# [EXERCISE INSTRUCTIONS]
Below are the records; pull every line that includes "this".

Figure data in JSON:

........

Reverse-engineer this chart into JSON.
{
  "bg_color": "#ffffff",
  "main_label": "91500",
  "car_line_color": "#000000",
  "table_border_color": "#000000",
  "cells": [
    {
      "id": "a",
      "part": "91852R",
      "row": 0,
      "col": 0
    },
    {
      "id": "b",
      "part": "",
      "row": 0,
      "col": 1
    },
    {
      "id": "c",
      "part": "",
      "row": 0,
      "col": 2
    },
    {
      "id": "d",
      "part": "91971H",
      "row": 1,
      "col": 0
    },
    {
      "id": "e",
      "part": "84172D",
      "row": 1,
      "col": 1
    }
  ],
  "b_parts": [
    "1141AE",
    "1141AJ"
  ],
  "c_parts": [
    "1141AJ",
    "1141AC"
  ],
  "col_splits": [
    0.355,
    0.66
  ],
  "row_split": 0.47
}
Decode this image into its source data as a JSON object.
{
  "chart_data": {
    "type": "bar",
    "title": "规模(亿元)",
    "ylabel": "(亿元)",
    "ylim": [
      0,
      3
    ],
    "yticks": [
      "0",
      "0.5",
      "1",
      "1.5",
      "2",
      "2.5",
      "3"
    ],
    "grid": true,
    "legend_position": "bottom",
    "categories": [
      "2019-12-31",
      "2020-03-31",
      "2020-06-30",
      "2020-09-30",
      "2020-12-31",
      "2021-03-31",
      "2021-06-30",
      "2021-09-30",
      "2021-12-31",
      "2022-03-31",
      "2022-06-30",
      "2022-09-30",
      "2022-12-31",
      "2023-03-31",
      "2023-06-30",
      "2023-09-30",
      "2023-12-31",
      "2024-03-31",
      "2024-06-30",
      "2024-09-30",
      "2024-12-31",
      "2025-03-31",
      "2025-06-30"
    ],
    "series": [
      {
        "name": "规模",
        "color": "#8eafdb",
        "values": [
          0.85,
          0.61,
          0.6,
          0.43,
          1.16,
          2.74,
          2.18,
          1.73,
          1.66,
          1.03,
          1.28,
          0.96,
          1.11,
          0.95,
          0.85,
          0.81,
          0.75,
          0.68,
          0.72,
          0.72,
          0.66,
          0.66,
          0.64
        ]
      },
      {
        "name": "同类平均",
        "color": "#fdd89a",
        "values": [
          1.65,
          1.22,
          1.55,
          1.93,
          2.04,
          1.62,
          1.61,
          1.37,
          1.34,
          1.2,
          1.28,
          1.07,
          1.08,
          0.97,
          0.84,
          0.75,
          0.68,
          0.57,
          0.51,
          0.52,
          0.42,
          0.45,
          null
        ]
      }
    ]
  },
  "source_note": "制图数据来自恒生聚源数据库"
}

........

# [FINISHED TASK]
Reverse-engineer this chart into JSON.
Decode this image into its source data as a JSON object.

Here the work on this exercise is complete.